PROBLEM TO SOLVE — Pull every "marker" line out of the data below.

*****

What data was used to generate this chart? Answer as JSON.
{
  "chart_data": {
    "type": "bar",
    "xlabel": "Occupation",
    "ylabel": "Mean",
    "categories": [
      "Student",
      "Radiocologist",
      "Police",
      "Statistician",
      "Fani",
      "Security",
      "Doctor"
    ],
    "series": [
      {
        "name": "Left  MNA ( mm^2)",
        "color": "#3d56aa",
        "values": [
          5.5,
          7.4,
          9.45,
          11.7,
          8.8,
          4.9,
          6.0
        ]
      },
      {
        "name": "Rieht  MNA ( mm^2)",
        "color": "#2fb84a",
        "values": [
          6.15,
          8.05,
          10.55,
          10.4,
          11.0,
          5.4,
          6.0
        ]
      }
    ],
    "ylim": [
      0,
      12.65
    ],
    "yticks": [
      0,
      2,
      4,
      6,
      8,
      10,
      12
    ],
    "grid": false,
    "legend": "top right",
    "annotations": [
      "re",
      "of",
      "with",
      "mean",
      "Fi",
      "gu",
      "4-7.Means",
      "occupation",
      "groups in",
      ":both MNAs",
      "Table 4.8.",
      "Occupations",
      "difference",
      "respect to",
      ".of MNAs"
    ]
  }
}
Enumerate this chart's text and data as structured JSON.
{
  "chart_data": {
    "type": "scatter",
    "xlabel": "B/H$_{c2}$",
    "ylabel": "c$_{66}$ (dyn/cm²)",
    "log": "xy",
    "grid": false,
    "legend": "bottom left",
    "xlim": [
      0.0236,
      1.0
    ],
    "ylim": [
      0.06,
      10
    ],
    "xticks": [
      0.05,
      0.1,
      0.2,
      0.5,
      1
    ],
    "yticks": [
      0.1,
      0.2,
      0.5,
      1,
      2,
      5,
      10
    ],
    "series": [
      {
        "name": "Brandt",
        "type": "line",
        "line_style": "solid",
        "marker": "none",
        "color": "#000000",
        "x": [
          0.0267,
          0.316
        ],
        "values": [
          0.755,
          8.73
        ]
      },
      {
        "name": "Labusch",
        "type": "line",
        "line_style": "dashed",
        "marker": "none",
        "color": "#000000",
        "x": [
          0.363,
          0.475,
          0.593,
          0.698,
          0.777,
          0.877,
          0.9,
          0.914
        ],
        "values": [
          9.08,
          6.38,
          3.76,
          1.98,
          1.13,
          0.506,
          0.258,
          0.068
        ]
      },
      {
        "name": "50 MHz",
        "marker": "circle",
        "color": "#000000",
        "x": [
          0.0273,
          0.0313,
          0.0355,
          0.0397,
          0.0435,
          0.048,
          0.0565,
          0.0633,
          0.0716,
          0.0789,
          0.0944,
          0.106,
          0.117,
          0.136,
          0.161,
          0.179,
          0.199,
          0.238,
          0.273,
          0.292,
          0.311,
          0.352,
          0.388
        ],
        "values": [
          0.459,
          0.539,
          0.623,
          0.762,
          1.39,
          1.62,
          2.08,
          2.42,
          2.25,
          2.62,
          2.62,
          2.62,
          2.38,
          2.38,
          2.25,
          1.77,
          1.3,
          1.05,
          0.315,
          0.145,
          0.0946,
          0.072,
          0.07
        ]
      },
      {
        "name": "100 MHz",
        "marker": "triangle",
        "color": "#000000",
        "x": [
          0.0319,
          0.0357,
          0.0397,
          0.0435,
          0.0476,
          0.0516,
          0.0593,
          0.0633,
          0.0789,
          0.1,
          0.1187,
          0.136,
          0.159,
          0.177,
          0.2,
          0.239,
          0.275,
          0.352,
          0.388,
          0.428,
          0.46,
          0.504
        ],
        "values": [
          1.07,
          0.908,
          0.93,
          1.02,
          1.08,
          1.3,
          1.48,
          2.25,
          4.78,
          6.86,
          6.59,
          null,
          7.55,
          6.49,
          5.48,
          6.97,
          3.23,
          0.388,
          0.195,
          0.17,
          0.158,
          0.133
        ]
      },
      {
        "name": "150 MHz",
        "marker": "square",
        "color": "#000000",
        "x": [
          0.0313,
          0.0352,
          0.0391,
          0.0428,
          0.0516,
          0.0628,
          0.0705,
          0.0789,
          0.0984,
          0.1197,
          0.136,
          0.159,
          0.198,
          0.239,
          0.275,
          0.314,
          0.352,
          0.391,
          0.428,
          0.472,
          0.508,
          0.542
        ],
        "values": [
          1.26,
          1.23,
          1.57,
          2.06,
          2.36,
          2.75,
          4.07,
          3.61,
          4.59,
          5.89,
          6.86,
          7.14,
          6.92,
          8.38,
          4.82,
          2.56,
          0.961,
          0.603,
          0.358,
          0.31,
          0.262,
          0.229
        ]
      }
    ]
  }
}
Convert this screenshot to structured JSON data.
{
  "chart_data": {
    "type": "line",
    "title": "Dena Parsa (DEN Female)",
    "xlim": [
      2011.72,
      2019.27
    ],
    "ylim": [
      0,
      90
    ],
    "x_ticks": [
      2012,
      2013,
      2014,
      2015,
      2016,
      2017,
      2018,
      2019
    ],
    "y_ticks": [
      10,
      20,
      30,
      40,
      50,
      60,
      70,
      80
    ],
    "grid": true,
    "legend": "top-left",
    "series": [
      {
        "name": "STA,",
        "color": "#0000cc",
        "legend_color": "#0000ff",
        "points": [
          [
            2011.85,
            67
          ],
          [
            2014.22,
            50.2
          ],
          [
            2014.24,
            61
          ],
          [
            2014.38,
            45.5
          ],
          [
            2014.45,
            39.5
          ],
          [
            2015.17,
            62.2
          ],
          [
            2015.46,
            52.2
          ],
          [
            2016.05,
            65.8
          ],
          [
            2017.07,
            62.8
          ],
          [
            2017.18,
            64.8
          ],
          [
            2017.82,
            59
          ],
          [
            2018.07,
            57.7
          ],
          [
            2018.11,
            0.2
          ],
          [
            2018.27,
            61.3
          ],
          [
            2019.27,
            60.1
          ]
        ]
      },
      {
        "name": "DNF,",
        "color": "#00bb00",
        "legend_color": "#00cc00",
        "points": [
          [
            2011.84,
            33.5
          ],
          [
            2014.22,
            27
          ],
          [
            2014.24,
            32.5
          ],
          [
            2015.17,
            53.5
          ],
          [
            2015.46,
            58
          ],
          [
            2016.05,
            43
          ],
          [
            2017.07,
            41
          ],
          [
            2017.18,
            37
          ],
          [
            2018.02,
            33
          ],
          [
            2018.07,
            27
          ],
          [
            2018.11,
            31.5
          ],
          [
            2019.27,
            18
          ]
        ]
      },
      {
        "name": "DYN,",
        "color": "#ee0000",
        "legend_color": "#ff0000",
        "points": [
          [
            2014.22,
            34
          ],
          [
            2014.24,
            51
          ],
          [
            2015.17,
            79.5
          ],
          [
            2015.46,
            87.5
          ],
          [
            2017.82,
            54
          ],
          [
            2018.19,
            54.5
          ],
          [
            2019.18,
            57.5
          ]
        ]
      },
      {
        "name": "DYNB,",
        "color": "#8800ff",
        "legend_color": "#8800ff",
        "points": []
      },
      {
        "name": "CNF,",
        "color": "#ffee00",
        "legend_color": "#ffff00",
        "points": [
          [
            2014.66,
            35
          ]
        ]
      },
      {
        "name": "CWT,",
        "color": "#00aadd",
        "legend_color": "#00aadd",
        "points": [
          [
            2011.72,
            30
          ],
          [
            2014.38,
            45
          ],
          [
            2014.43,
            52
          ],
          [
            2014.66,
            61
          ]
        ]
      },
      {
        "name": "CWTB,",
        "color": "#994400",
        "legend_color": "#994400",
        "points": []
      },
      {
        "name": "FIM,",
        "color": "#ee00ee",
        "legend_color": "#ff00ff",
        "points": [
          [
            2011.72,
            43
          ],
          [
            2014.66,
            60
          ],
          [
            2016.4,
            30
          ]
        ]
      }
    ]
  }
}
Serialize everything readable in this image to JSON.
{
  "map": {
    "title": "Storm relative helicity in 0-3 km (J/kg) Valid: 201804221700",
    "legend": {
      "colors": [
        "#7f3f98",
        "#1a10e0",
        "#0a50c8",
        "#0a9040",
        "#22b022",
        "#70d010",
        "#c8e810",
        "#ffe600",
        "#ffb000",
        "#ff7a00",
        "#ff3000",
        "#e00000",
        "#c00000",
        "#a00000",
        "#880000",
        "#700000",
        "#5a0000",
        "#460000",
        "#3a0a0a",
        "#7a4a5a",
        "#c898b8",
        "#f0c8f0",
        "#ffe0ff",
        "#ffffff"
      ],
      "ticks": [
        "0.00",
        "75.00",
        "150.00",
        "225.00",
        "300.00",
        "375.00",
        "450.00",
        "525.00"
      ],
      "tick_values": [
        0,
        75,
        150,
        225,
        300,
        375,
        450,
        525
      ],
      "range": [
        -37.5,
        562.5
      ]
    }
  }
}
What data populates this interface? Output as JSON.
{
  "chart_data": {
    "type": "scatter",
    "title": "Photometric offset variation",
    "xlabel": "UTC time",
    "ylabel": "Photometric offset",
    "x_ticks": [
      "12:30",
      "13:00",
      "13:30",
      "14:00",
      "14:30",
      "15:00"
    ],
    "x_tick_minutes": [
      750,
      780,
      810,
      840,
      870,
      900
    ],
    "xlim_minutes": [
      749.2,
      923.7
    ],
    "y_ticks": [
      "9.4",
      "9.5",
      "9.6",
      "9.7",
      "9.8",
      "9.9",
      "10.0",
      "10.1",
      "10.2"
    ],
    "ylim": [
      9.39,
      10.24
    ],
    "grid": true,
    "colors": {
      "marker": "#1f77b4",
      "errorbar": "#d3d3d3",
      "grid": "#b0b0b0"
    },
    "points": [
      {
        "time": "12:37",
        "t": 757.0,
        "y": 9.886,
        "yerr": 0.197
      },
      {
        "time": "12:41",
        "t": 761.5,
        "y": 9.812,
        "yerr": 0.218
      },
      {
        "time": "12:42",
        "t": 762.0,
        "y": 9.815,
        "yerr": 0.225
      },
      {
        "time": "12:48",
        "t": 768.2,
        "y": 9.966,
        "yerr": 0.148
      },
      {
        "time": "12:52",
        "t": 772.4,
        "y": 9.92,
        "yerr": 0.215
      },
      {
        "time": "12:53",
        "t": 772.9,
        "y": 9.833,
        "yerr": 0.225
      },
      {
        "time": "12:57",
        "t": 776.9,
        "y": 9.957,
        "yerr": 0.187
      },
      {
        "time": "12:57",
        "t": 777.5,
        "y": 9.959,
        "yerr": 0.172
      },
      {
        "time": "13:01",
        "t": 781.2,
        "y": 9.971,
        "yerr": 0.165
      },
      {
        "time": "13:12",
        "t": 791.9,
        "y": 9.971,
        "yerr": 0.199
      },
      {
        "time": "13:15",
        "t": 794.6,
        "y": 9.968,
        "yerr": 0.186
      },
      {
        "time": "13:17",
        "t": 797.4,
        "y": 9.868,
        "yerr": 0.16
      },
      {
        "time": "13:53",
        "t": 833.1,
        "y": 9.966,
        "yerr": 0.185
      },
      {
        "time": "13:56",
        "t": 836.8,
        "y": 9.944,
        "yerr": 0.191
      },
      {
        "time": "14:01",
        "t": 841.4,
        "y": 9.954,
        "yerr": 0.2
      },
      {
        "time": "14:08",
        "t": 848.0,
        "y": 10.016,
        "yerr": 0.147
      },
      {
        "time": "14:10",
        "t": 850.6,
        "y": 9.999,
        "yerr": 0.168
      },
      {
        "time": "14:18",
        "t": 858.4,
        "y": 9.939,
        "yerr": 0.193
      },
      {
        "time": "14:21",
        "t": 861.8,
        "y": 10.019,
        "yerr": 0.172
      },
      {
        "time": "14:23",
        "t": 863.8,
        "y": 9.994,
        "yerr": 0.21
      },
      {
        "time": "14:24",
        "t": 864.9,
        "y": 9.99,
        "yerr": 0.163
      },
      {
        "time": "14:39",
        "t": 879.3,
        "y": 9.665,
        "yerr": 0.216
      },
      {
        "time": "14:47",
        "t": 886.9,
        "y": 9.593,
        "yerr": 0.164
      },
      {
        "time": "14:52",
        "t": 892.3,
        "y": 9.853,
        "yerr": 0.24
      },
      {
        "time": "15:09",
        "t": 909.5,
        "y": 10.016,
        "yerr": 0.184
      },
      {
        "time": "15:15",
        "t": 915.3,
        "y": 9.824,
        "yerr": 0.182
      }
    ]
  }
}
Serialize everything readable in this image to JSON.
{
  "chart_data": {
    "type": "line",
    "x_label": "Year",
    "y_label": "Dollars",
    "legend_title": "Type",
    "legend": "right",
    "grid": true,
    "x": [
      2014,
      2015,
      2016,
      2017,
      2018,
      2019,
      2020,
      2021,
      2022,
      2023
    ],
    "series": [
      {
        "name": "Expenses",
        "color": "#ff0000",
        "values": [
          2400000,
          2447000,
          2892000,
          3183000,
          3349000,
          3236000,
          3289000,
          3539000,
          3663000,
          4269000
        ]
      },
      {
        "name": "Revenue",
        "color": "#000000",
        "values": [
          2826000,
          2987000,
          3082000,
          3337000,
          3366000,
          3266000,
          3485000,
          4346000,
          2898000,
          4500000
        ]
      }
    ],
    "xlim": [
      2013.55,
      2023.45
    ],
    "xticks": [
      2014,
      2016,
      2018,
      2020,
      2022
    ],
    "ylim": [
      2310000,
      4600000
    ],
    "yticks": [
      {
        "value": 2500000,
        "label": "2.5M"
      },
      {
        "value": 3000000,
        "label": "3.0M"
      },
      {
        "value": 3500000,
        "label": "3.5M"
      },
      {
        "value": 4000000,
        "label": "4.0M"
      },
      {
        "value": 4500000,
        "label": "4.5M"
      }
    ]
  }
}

*****

FINISHED ANSWER —
        "marker": "none",
        "marker": "none",
        "marker": "circle",
        "marker": "triangle",
        "marker": "square",
      "marker": "#1f77b4",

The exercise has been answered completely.